Could you transcribe the material below exactly, without leaving out a single line?
--- begin Information shown ---
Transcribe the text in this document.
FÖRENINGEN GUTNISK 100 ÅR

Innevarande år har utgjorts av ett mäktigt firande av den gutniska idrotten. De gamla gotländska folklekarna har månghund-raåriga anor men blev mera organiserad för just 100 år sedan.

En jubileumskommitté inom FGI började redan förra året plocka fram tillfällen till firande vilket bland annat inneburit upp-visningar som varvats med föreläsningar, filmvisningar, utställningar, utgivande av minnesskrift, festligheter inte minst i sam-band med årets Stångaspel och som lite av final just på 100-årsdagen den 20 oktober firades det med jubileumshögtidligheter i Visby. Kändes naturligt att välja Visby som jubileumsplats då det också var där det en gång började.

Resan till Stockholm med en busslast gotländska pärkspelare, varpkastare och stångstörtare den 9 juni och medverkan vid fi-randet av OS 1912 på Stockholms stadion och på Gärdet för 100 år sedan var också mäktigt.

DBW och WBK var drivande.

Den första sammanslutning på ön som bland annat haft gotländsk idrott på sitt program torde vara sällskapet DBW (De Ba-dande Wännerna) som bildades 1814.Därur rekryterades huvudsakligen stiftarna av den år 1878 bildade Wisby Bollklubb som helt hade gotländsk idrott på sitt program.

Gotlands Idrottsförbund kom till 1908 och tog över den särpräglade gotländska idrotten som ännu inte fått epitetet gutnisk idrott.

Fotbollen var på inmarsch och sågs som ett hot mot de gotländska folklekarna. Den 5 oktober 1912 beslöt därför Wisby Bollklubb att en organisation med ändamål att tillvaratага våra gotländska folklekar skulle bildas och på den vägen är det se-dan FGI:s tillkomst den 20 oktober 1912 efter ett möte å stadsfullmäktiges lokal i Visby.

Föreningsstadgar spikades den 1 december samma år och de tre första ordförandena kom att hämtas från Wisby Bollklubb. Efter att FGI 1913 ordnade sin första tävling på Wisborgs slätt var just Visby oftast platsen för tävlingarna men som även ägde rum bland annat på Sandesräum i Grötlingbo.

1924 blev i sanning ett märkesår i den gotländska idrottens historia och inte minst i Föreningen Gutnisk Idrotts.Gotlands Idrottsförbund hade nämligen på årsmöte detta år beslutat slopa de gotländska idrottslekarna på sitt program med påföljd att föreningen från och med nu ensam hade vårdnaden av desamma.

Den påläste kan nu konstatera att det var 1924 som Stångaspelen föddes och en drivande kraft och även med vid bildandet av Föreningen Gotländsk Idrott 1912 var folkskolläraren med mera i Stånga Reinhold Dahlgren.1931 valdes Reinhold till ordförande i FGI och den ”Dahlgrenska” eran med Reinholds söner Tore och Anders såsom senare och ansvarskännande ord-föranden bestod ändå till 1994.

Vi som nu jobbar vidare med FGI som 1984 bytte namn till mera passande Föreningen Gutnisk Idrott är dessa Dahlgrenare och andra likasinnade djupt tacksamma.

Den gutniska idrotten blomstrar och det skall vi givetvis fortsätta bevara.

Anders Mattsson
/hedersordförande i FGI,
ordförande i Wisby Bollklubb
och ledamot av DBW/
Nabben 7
--- end Information shown ---
## Complete response
Transcribe the text in this document.
FÖRENINGEN GUTNISK 100 ÅR

Innevarande år har utgjorts av ett mäktigt firande av den gutniska idrotten. De gamla gotländska folklekarna har månghund-raåriga anor men blev mera organiserad för just 100 år sedan.

En jubileumskommitté inom FGI började redan förra året plocka fram tillfällen till firande vilket bland annat inneburit upp-visningar som varvats med föreläsningar, filmvisningar, utställningar, utgivande av minnesskrift, festligheter inte minst i sam-band med årets Stångaspel och som lite av final just på 100-årsdagen den 20 oktober firades det med jubileumshögtidligheter i Visby. Kändes naturligt att välja Visby som jubileumsplats då det också var där det en gång började.

Resan till Stockholm med en busslast gotländska pärkspelare, varpkastare och stångstörtare den 9 juni och medverkan vid fi-randet av OS 1912 på Stockholms stadion och på Gärdet för 100 år sedan var också mäktigt.

DBW och WBK var drivande.

Den första sammanslutning på ön som bland annat haft gotländsk idrott på sitt program torde vara sällskapet DBW (De Ba-dande Wännerna) som bildades 1814.Därur rekryterades huvudsakligen stiftarna av den år 1878 bildade Wisby Bollklubb som helt hade gotländsk idrott på sitt program.

Gotlands Idrottsförbund kom till 1908 och tog över den särpräglade gotländska idrotten som ännu inte fått epitetet gutnisk idrott.

Fotbollen var på inmarsch och sågs som ett hot mot de gotländska folklekarna. Den 5 oktober 1912 beslöt därför Wisby Bollklubb att en organisation med ändamål att tillvaratага våra gotländska folklekar skulle bildas och på den vägen är det se-dan FGI:s tillkomst den 20 oktober 1912 efter ett möte å stadsfullmäktiges lokal i Visby.

Föreningsstadgar spikades den 1 december samma år och de tre första ordförandena kom att hämtas från Wisby Bollklubb. Efter att FGI 1913 ordnade sin första tävling på Wisborgs slätt var just Visby oftast platsen för tävlingarna men som även ägde rum bland annat på Sandesräum i Grötlingbo.

1924 blev i sanning ett märkesår i den gotländska idrottens historia och inte minst i Föreningen Gutnisk Idrotts.Gotlands Idrottsförbund hade nämligen på årsmöte detta år beslutat slopa de gotländska idrottslekarna på sitt program med påföljd att föreningen från och med nu ensam hade vårdnaden av desamma.

Den påläste kan nu konstatera att det var 1924 som Stångaspelen föddes och en drivande kraft och även med vid bildandet av Föreningen Gotländsk Idrott 1912 var folkskolläraren med mera i Stånga Reinhold Dahlgren.1931 valdes Reinhold till ordförande i FGI och den ”Dahlgrenska” eran med Reinholds söner Tore och Anders såsom senare och ansvarskännande ord-föranden bestod ändå till 1994.

Vi som nu jobbar vidare med FGI som 1984 bytte namn till mera passande Föreningen Gutnisk Idrott är dessa Dahlgrenare och andra likasinnade djupt tacksamma.

Den gutniska idrotten blomstrar och det skall vi givetvis fortsätta bevara.

Anders Mattsson
/hedersordförande i FGI,
ordförande i Wisby Bollklubb
och ledamot av DBW/
Nabben 7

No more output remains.